» **Job**
Reply with one number: how many lines contain the word "type".

» **Provided records**
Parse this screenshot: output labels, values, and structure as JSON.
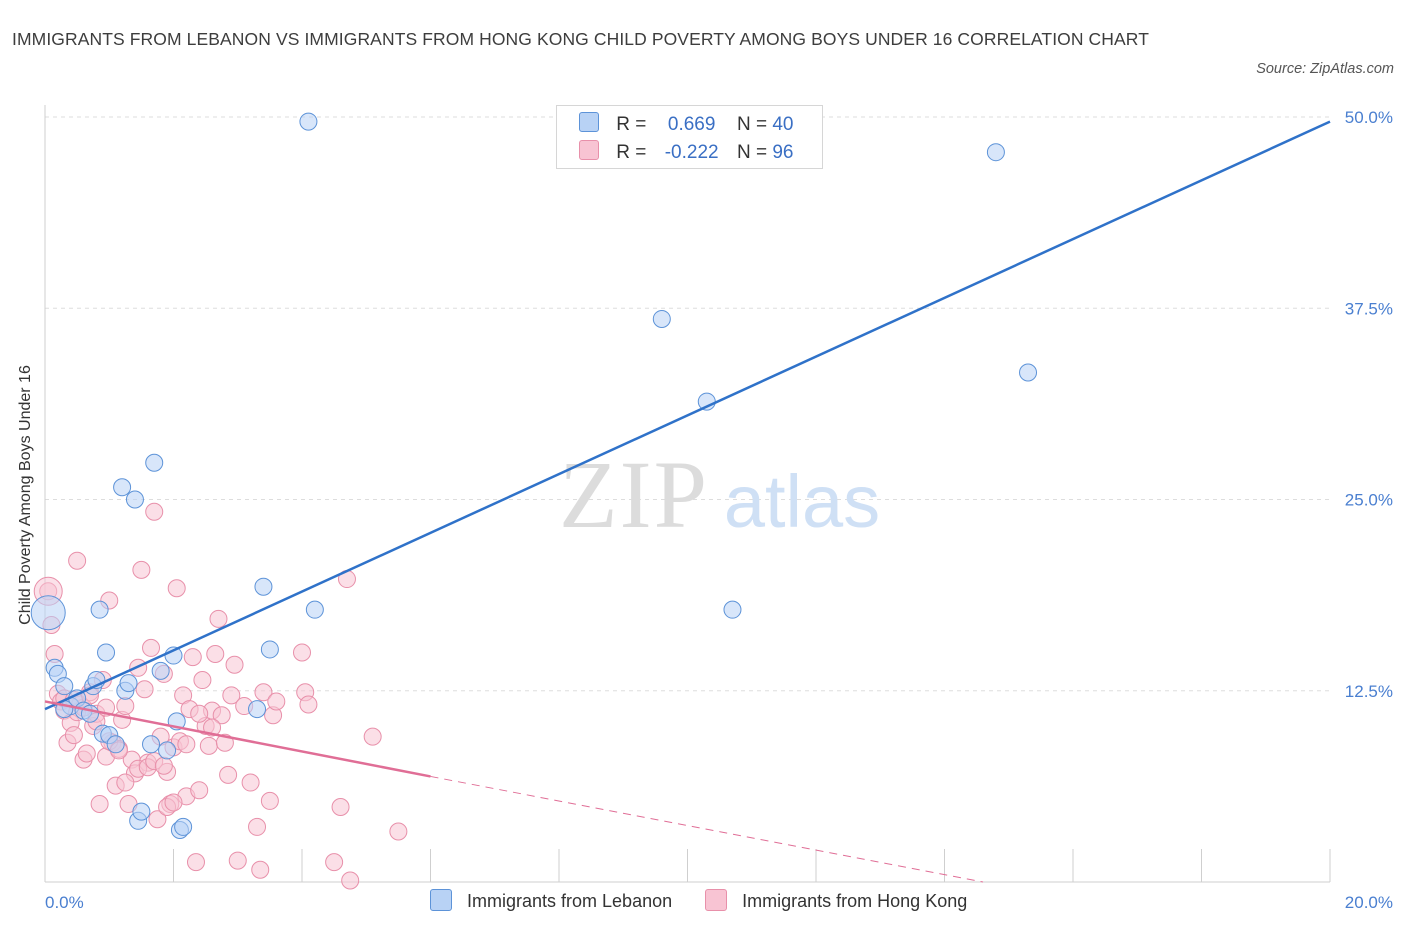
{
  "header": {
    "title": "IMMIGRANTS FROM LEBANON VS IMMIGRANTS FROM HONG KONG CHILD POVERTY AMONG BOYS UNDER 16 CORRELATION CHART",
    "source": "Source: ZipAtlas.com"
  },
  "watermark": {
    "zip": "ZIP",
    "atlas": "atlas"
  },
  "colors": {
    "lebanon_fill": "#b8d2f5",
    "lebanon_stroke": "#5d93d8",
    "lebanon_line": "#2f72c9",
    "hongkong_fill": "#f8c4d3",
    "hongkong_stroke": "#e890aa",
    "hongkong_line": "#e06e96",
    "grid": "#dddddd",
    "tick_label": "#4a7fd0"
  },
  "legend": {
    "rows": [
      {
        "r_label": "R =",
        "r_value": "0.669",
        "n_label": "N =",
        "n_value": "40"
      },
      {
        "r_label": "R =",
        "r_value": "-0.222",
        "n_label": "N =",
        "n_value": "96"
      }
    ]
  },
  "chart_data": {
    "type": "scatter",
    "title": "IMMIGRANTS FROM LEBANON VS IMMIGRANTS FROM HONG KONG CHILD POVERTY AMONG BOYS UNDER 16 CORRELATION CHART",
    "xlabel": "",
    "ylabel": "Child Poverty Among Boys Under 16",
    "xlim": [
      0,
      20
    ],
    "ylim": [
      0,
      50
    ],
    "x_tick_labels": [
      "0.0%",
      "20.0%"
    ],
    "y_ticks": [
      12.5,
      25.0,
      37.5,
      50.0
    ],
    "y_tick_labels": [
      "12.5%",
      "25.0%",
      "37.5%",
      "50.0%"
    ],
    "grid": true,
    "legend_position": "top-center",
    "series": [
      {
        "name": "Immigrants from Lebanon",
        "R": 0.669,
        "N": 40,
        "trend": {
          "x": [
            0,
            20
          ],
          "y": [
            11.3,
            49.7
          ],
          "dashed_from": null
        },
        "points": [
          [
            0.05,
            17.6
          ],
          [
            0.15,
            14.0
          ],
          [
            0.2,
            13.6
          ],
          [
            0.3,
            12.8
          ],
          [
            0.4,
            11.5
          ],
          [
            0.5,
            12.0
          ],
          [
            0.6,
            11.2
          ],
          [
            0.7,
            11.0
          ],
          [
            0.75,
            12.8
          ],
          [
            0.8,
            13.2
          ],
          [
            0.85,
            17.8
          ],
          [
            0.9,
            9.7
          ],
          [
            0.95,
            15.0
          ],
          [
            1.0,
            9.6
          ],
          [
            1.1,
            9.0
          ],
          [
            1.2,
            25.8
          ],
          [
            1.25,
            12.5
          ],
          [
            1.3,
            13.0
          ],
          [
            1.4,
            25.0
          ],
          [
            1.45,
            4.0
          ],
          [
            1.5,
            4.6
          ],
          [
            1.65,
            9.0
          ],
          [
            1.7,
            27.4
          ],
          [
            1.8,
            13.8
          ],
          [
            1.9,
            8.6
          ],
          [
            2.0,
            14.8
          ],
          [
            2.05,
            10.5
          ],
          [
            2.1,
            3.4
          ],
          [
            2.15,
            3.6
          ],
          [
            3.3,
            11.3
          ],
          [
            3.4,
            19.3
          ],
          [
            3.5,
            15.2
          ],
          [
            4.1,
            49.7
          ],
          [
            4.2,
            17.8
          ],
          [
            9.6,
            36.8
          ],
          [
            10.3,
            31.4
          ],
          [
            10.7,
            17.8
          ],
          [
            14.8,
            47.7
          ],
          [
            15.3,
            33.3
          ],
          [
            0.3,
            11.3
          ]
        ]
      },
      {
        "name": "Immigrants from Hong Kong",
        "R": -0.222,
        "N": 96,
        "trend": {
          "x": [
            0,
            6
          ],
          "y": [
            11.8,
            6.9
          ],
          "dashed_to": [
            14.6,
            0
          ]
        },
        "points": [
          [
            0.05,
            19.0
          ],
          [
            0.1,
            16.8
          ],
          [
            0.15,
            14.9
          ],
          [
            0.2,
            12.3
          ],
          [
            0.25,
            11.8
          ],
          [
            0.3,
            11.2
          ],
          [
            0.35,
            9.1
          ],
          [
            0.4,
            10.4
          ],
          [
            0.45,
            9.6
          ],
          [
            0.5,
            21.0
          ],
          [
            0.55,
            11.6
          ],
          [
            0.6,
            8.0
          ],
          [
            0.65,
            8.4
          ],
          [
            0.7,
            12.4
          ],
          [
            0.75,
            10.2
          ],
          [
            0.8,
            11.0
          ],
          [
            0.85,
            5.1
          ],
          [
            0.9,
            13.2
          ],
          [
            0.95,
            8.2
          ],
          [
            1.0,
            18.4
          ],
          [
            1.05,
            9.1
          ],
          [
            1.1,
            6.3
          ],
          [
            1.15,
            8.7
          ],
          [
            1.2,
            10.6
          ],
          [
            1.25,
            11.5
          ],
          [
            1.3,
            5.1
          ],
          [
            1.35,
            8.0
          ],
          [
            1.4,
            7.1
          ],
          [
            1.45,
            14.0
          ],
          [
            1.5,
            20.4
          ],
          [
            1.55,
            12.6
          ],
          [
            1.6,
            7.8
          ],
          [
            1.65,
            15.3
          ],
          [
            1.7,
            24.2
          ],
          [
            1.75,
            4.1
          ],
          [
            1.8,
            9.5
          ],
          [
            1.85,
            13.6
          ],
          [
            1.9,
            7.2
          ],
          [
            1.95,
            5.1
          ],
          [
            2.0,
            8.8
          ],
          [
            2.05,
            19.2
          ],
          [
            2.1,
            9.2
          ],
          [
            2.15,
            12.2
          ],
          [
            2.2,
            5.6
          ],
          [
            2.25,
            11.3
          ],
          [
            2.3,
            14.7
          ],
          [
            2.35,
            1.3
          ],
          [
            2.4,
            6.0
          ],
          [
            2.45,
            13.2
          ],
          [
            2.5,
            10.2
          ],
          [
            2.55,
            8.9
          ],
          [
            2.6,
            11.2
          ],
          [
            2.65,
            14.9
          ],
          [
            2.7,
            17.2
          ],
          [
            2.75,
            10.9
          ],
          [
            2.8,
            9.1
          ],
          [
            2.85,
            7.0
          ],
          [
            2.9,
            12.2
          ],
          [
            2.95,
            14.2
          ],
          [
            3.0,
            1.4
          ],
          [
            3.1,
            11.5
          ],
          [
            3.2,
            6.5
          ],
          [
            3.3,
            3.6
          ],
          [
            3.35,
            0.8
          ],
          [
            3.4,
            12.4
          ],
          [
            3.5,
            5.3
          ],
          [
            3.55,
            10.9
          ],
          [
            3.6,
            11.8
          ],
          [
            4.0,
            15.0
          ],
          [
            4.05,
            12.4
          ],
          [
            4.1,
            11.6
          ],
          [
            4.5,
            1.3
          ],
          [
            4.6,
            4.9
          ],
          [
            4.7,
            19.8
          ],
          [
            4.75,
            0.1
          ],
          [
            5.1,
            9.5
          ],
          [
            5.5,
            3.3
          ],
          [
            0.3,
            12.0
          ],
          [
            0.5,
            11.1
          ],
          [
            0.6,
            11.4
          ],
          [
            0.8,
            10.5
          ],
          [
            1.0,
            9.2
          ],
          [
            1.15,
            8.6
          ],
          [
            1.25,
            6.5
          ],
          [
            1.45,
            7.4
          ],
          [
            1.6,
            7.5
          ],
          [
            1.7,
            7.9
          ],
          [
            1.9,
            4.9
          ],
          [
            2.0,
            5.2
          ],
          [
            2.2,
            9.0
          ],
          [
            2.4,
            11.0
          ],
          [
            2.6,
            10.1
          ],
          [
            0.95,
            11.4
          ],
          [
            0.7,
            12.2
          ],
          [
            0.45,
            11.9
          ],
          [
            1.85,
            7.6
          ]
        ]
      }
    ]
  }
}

--

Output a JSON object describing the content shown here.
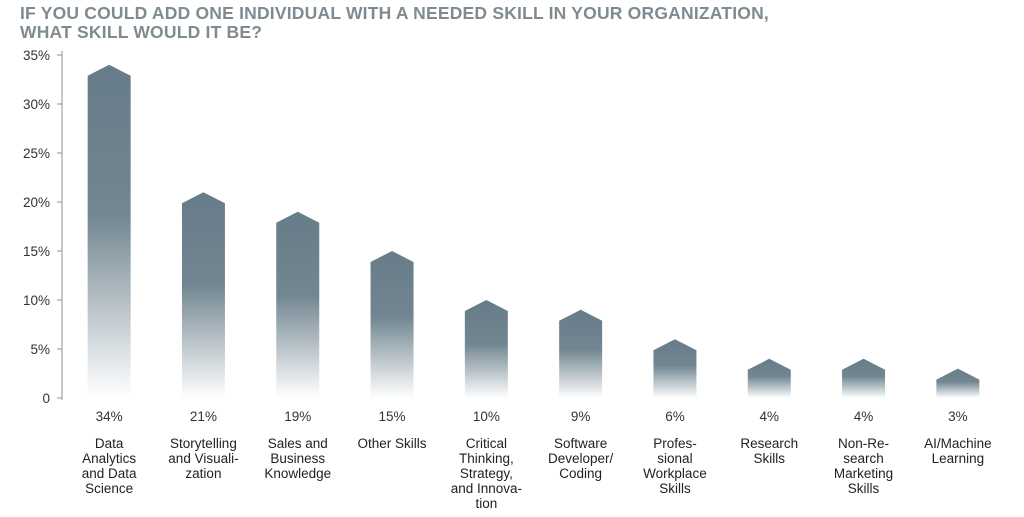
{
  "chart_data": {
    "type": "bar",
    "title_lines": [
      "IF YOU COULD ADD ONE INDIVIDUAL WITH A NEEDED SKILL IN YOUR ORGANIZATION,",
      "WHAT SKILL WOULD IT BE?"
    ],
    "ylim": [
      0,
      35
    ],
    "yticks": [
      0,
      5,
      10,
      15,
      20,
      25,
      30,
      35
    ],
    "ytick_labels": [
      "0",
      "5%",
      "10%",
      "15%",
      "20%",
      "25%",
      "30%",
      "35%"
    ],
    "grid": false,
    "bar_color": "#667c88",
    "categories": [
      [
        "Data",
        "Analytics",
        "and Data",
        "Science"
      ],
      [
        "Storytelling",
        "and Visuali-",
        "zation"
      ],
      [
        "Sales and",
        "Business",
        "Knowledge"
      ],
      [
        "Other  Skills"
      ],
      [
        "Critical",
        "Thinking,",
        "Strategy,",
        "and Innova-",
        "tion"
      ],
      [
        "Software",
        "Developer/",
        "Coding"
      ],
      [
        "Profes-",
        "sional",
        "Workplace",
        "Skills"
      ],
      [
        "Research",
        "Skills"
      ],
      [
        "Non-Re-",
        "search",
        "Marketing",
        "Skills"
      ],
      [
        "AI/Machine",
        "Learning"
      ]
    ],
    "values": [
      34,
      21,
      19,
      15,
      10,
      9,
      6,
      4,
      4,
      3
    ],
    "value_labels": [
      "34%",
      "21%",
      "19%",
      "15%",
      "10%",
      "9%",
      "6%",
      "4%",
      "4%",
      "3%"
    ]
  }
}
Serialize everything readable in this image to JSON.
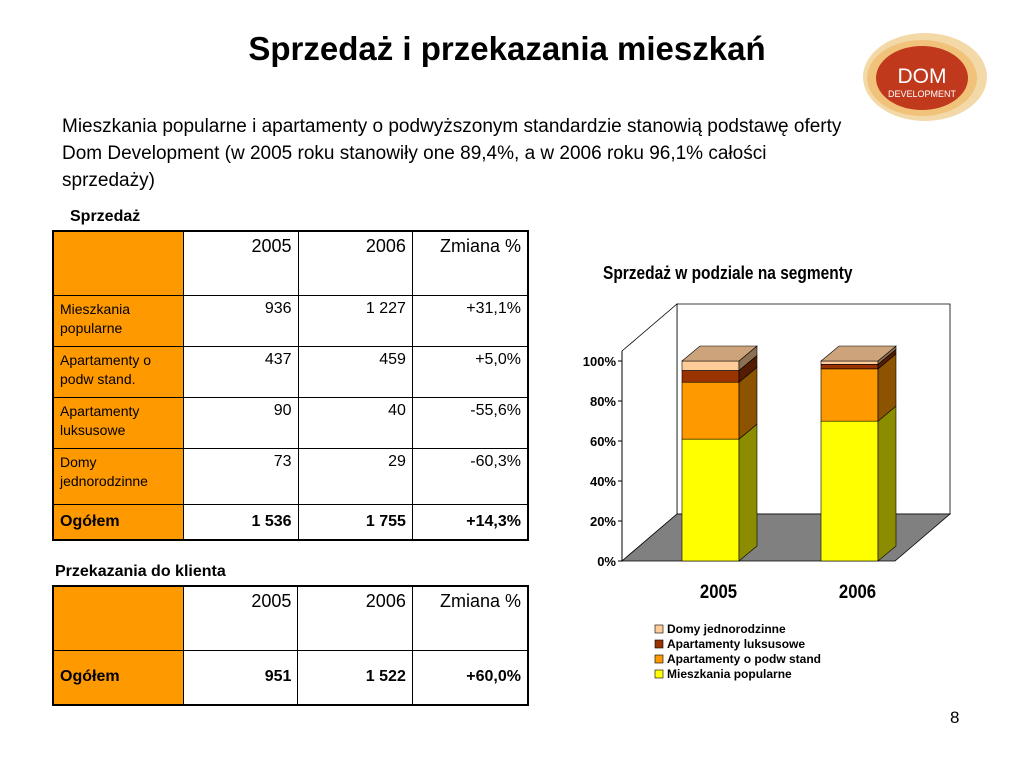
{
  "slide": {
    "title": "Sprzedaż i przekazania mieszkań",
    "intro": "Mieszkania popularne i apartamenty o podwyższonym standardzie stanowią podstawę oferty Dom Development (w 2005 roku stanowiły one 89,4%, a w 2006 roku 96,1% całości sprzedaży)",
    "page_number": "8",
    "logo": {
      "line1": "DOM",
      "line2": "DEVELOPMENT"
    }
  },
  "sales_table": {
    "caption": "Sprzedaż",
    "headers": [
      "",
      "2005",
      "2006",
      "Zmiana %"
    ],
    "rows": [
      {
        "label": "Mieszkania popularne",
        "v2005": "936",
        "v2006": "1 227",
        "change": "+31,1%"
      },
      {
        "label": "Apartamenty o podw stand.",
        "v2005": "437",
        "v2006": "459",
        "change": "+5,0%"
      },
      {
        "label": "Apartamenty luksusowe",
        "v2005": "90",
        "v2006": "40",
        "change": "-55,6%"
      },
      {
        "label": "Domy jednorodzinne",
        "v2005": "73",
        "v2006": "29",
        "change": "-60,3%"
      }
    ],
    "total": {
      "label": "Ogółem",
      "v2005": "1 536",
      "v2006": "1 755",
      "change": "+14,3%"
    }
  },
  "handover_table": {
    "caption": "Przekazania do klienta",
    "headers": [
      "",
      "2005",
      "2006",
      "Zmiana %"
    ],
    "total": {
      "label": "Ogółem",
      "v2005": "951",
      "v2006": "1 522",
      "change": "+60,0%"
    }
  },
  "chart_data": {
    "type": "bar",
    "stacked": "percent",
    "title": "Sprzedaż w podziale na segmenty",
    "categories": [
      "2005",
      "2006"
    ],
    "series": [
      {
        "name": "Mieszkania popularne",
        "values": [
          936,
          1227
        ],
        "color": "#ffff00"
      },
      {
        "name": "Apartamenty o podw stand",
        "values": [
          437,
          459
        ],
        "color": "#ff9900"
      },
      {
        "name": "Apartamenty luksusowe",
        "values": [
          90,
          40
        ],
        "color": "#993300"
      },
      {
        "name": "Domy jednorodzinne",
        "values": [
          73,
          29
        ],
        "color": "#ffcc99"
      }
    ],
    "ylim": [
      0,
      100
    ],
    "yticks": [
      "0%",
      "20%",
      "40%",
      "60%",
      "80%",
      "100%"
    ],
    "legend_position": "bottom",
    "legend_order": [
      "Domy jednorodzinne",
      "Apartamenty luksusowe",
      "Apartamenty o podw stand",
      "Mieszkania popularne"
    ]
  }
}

---

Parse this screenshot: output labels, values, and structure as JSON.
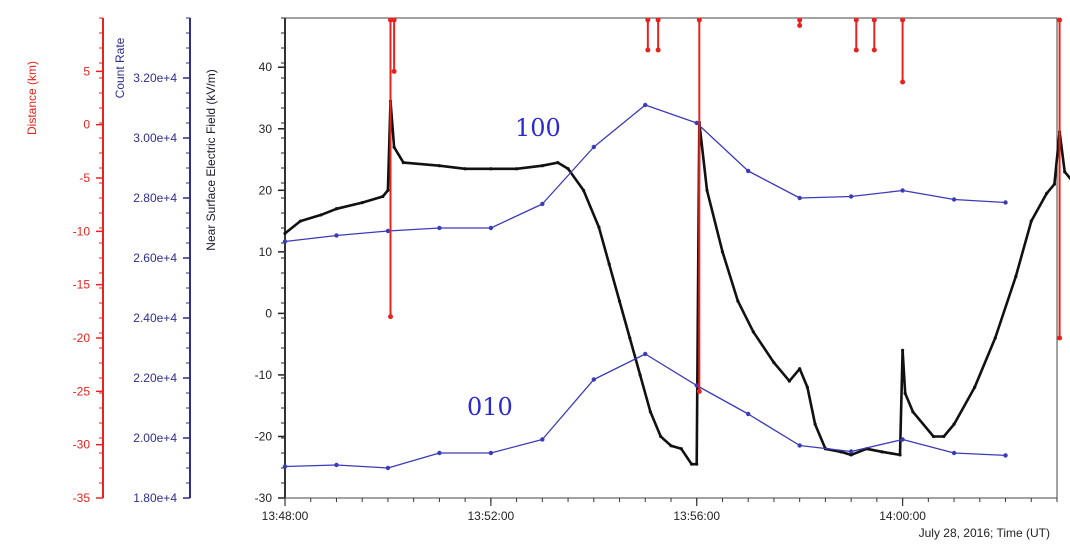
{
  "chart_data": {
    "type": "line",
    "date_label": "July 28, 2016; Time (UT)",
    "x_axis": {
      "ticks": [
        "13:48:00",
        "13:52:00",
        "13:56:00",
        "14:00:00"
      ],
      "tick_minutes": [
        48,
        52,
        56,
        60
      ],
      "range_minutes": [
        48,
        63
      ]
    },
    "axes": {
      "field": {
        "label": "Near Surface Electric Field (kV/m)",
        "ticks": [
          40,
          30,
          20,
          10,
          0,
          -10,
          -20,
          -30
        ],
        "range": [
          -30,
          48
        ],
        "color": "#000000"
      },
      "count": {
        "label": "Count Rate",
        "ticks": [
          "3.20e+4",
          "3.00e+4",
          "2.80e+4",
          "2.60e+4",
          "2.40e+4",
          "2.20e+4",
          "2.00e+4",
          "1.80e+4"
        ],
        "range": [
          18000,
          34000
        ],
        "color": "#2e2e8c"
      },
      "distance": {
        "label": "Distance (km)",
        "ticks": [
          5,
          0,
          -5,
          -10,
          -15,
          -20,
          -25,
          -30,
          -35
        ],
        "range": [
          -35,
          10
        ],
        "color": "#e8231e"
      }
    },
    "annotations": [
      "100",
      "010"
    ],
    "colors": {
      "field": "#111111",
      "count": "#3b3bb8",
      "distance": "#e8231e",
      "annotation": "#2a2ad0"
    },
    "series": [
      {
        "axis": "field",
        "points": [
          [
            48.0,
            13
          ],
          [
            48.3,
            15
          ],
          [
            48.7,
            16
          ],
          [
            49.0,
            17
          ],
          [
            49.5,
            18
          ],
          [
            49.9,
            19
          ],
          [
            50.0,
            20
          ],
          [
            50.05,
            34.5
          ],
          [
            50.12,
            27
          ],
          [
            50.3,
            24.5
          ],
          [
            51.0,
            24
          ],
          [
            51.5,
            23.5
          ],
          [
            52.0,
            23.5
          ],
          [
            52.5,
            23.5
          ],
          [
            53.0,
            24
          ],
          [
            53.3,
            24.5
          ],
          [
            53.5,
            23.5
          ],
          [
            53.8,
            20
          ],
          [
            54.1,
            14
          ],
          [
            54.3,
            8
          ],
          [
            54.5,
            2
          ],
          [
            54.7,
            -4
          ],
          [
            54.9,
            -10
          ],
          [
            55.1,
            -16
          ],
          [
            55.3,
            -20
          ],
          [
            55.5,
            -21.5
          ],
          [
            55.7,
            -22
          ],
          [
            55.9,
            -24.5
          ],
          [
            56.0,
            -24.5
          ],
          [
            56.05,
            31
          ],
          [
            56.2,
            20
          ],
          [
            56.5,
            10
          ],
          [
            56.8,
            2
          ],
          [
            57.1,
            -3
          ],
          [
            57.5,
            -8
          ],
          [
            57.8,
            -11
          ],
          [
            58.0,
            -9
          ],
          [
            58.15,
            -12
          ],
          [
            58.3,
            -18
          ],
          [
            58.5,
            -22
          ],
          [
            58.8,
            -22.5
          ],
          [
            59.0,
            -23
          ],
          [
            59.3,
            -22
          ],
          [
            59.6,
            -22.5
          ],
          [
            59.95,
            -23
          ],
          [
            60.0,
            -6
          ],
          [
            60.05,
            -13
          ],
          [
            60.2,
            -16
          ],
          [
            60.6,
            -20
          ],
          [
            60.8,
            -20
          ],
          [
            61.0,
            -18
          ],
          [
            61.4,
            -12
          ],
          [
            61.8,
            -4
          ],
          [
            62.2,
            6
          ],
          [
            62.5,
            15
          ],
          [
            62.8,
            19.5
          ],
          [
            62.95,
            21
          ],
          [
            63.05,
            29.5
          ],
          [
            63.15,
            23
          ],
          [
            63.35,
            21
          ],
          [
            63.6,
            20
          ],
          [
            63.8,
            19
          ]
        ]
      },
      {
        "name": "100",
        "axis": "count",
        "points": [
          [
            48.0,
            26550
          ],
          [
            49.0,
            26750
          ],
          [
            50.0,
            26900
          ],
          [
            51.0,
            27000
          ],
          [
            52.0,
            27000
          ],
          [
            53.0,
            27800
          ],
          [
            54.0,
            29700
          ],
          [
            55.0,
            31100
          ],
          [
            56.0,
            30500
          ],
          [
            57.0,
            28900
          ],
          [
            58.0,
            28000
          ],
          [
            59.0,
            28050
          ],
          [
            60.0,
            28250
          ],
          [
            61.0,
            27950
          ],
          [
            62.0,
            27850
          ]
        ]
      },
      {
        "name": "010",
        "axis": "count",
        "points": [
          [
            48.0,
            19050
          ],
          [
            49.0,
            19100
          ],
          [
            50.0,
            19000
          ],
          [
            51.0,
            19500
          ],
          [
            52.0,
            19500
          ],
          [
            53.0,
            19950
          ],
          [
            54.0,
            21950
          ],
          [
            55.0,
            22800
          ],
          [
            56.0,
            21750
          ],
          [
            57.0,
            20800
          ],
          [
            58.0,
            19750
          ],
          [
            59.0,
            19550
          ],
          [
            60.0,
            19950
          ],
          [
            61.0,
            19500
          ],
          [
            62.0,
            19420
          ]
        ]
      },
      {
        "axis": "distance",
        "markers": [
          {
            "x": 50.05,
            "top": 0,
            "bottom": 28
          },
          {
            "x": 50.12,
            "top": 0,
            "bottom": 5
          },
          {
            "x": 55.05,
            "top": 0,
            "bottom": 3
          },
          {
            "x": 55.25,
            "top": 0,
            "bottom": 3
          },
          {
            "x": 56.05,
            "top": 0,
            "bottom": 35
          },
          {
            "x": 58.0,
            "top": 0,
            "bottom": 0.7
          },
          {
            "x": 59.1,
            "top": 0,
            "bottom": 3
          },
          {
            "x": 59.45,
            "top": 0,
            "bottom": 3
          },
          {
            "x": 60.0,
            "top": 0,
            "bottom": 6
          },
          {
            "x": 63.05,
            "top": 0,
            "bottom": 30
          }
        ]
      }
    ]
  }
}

» **Result of this exercise**
4